**Task:** Reproduce every line of the entries below without any changes, leaving out the pictures.
** start of Listed entries **
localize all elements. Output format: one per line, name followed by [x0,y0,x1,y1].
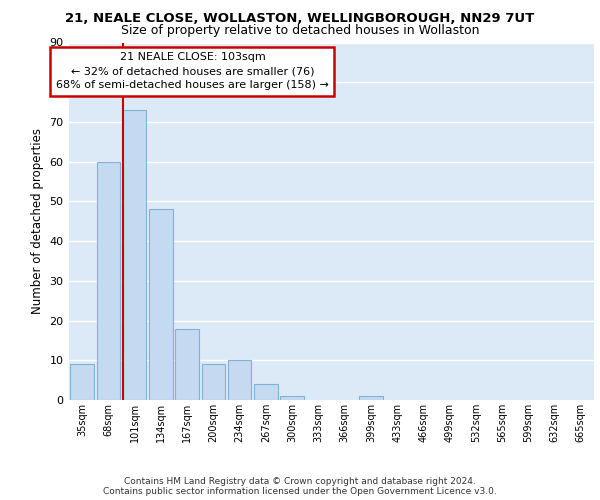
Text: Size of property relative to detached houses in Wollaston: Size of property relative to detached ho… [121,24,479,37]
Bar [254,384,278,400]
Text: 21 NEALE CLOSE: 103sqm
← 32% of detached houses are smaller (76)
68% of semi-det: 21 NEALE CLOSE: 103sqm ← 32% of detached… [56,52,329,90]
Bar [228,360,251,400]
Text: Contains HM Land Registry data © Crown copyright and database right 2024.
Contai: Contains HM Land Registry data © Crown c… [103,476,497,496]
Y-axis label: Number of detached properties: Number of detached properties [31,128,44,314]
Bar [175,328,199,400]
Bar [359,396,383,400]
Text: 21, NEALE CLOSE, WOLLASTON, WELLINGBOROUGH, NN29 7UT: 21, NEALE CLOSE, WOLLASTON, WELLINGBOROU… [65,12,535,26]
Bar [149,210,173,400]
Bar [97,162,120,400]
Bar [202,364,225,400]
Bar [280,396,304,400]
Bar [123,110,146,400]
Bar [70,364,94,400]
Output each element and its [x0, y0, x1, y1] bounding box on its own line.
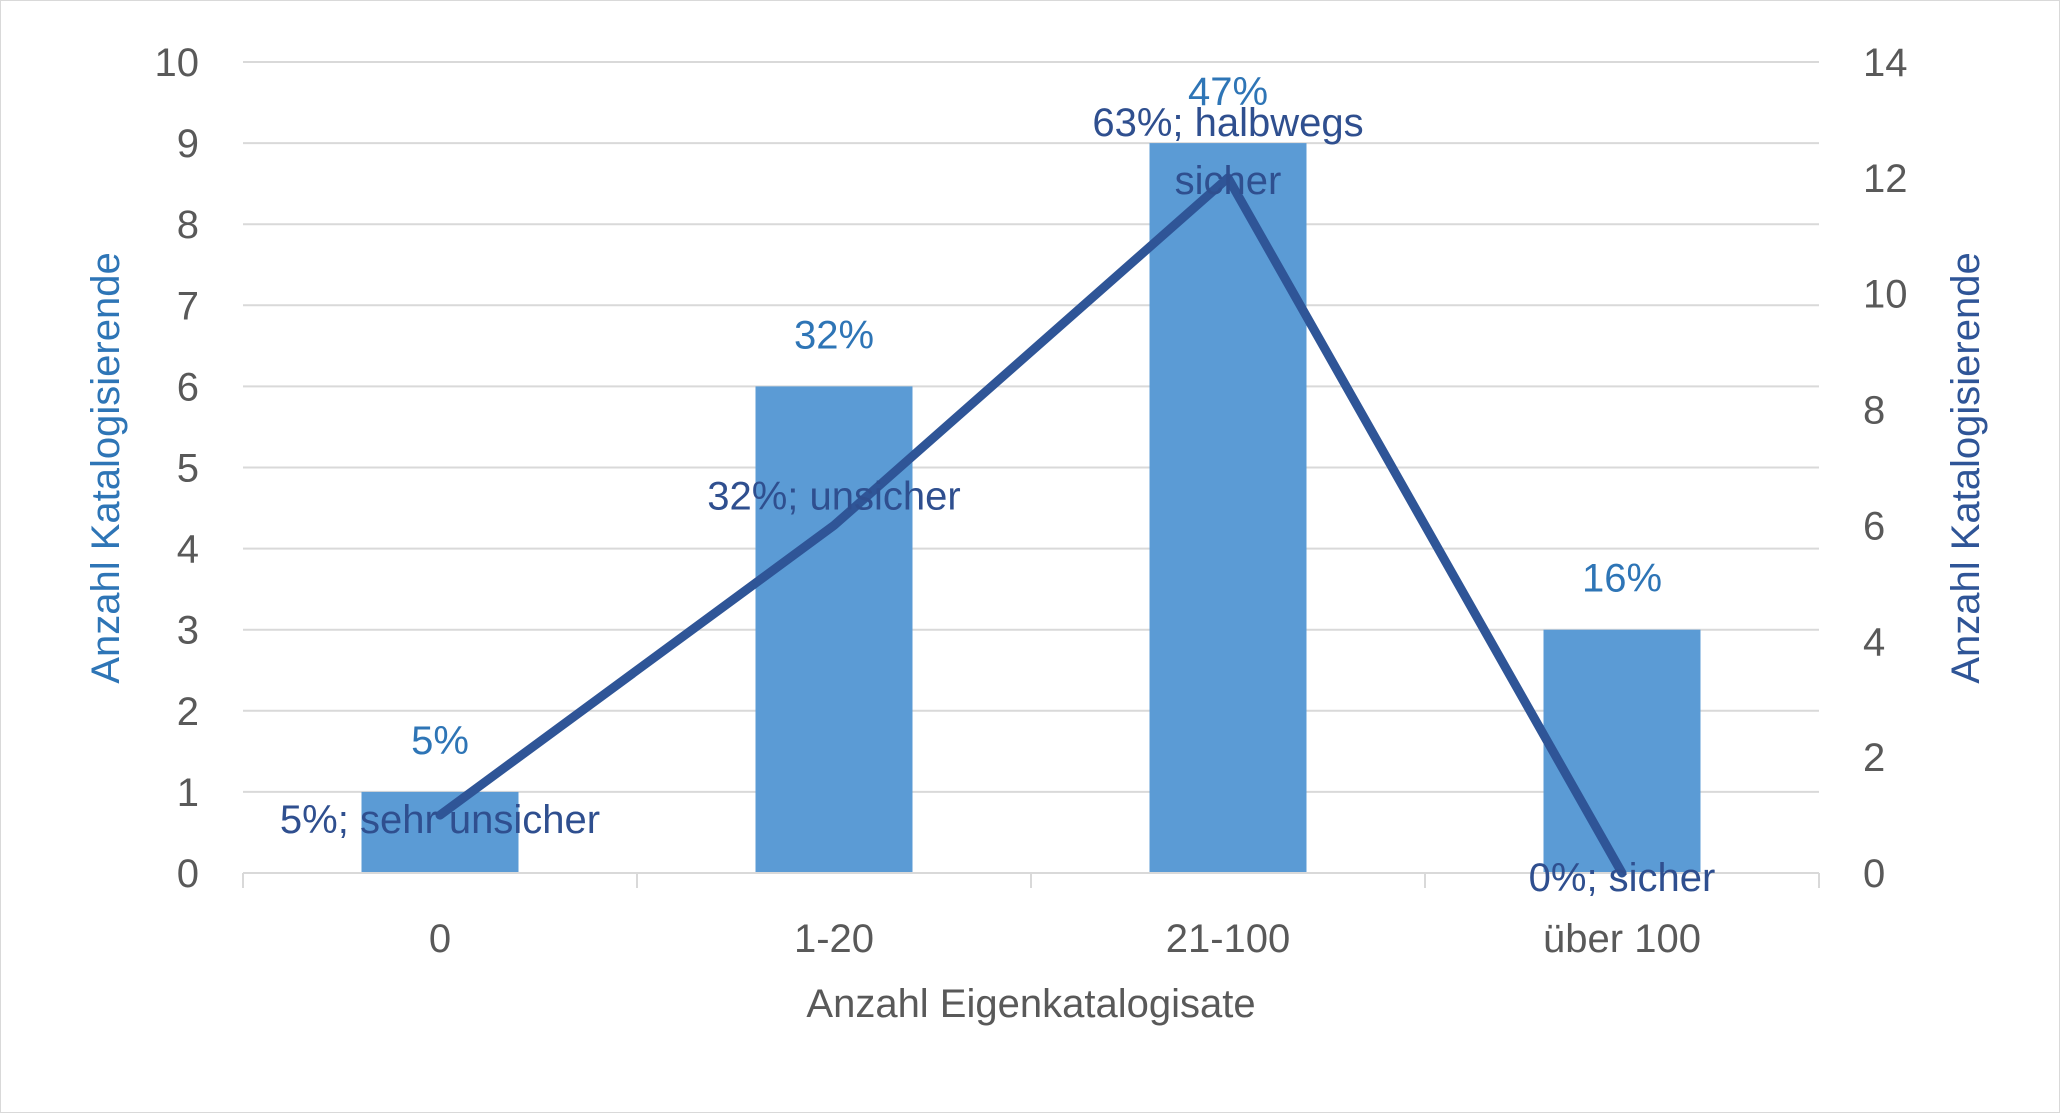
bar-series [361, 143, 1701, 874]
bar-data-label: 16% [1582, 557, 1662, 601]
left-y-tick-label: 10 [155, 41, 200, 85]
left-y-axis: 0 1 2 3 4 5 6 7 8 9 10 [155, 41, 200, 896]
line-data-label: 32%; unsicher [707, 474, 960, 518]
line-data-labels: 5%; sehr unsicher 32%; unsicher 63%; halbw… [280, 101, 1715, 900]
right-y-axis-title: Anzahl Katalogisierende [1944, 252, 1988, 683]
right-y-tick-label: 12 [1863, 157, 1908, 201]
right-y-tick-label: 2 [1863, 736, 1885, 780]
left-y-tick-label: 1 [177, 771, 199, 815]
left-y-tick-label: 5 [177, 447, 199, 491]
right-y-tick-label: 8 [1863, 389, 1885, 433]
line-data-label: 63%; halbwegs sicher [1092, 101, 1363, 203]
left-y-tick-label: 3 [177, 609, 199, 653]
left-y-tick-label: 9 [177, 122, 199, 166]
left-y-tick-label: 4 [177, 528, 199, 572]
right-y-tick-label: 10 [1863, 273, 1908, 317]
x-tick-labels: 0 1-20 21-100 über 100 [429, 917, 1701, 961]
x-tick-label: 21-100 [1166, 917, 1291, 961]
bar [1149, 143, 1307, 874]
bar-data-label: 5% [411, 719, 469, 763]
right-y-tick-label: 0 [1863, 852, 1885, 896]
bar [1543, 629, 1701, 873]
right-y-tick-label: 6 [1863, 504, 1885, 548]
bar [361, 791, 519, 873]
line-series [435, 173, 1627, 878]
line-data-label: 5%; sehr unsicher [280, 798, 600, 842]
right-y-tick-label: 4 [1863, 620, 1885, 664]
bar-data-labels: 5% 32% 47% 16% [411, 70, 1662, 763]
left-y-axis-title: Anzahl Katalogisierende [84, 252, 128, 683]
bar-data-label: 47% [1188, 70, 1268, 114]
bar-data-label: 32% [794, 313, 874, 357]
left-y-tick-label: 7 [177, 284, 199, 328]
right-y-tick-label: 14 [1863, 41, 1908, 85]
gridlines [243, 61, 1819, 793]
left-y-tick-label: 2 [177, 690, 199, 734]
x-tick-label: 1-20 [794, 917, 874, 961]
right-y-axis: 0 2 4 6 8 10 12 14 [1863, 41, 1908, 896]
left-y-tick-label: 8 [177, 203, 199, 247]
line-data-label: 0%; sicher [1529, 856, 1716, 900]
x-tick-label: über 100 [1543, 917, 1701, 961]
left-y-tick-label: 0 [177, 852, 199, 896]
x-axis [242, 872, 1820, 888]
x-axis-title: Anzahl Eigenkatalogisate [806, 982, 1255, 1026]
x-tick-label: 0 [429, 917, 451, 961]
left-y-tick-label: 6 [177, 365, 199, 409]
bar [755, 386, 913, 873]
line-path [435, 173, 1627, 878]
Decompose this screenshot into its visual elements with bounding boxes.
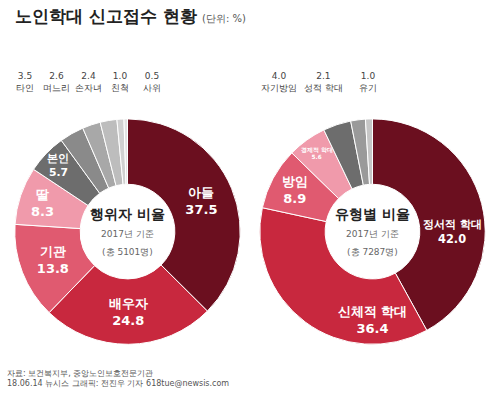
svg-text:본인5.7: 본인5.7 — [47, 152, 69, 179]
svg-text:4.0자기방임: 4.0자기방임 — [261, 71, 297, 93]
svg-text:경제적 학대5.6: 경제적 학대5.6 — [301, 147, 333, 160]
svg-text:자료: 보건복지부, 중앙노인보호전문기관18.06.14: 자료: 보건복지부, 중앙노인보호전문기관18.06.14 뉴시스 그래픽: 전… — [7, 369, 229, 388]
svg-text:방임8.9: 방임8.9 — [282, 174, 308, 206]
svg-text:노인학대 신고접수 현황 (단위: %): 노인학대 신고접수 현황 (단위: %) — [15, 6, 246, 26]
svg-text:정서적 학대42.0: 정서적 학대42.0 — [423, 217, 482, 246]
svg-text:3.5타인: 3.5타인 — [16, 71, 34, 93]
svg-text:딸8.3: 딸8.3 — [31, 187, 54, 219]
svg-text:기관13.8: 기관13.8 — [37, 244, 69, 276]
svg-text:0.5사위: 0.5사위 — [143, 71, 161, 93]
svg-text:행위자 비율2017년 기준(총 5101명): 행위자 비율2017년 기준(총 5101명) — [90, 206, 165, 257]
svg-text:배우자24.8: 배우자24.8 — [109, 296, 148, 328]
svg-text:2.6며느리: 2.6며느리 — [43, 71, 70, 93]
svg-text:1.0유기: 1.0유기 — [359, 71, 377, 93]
** end of Listed entries **
**Task answer:**
localize all elements. Output format: one per line, name followed by [x0,y0,x1,y1].
Text: Size of property relative to detached houses in Wollaston: Size of property relative to detached ho… [121,24,479,37]
Bar [254,384,278,400]
Text: 21 NEALE CLOSE: 103sqm
← 32% of detached houses are smaller (76)
68% of semi-det: 21 NEALE CLOSE: 103sqm ← 32% of detached… [56,52,329,90]
Bar [228,360,251,400]
Text: Contains HM Land Registry data © Crown copyright and database right 2024.
Contai: Contains HM Land Registry data © Crown c… [103,476,497,496]
Y-axis label: Number of detached properties: Number of detached properties [31,128,44,314]
Bar [175,328,199,400]
Bar [359,396,383,400]
Text: 21, NEALE CLOSE, WOLLASTON, WELLINGBOROUGH, NN29 7UT: 21, NEALE CLOSE, WOLLASTON, WELLINGBOROU… [65,12,535,26]
Bar [149,210,173,400]
Bar [97,162,120,400]
Bar [202,364,225,400]
Bar [280,396,304,400]
Bar [123,110,146,400]
Bar [70,364,94,400]
Output each element and its [x0, y0, x1, y1] bounding box on its own line.
bar-series [361, 143, 1701, 874]
bar-data-label: 16% [1582, 557, 1662, 601]
left-y-tick-label: 10 [155, 41, 200, 85]
left-y-axis: 0 1 2 3 4 5 6 7 8 9 10 [155, 41, 200, 896]
line-data-label: 32%; unsicher [707, 474, 960, 518]
line-data-labels: 5%; sehr unsicher 32%; unsicher 63%; halbw… [280, 101, 1715, 900]
right-y-axis-title: Anzahl Katalogisierende [1944, 252, 1988, 683]
right-y-tick-label: 12 [1863, 157, 1908, 201]
right-y-tick-label: 2 [1863, 736, 1885, 780]
left-y-tick-label: 1 [177, 771, 199, 815]
left-y-tick-label: 5 [177, 447, 199, 491]
right-y-tick-label: 8 [1863, 389, 1885, 433]
line-data-label: 63%; halbwegs sicher [1092, 101, 1363, 203]
left-y-tick-label: 3 [177, 609, 199, 653]
left-y-tick-label: 9 [177, 122, 199, 166]
left-y-tick-label: 4 [177, 528, 199, 572]
right-y-tick-label: 10 [1863, 273, 1908, 317]
x-tick-labels: 0 1-20 21-100 über 100 [429, 917, 1701, 961]
x-tick-label: 21-100 [1166, 917, 1291, 961]
bar [1149, 143, 1307, 874]
bar-data-label: 5% [411, 719, 469, 763]
right-y-tick-label: 0 [1863, 852, 1885, 896]
bar [1543, 629, 1701, 873]
right-y-tick-label: 6 [1863, 504, 1885, 548]
bar [361, 791, 519, 873]
line-series [435, 173, 1627, 878]
line-data-label: 5%; sehr unsicher [280, 798, 600, 842]
right-y-tick-label: 4 [1863, 620, 1885, 664]
bar-data-labels: 5% 32% 47% 16% [411, 70, 1662, 763]
left-y-axis-title: Anzahl Katalogisierende [84, 252, 128, 683]
bar-data-label: 47% [1188, 70, 1268, 114]
bar-data-label: 32% [794, 313, 874, 357]
left-y-tick-label: 7 [177, 284, 199, 328]
right-y-tick-label: 14 [1863, 41, 1908, 85]
gridlines [243, 61, 1819, 793]
left-y-tick-label: 2 [177, 690, 199, 734]
x-tick-label: 1-20 [794, 917, 874, 961]
right-y-axis: 0 2 4 6 8 10 12 14 [1863, 41, 1908, 896]
left-y-tick-label: 8 [177, 203, 199, 247]
line-data-label: 0%; sicher [1529, 856, 1716, 900]
x-tick-label: über 100 [1543, 917, 1701, 961]
left-y-tick-label: 0 [177, 852, 199, 896]
x-axis [242, 872, 1820, 888]
x-axis-title: Anzahl Eigenkatalogisate [806, 982, 1255, 1026]
x-tick-label: 0 [429, 917, 451, 961]
left-y-tick-label: 6 [177, 365, 199, 409]
bar [755, 386, 913, 873]
line-path [435, 173, 1627, 878]
Decompose this screenshot into its visual elements with bounding boxes.
svg-text:본인5.7: 본인5.7 — [47, 152, 69, 179]
svg-text:4.0자기방임: 4.0자기방임 — [261, 71, 297, 93]
svg-text:경제적 학대5.6: 경제적 학대5.6 — [301, 147, 333, 160]
svg-text:자료: 보건복지부, 중앙노인보호전문기관18.06.14: 자료: 보건복지부, 중앙노인보호전문기관18.06.14 뉴시스 그래픽: 전… — [7, 369, 229, 388]
svg-text:방임8.9: 방임8.9 — [282, 174, 308, 206]
svg-text:노인학대 신고접수 현황 (단위: %): 노인학대 신고접수 현황 (단위: %) — [15, 6, 246, 26]
svg-text:정서적 학대42.0: 정서적 학대42.0 — [423, 217, 482, 246]
svg-text:3.5타인: 3.5타인 — [16, 71, 34, 93]
svg-text:딸8.3: 딸8.3 — [31, 187, 54, 219]
svg-text:기관13.8: 기관13.8 — [37, 244, 69, 276]
svg-text:0.5사위: 0.5사위 — [143, 71, 161, 93]
svg-text:행위자 비율2017년 기준(총 5101명): 행위자 비율2017년 기준(총 5101명) — [90, 206, 165, 257]
svg-text:배우자24.8: 배우자24.8 — [109, 296, 148, 328]
svg-text:2.6며느리: 2.6며느리 — [43, 71, 70, 93]
svg-text:1.0유기: 1.0유기 — [359, 71, 377, 93]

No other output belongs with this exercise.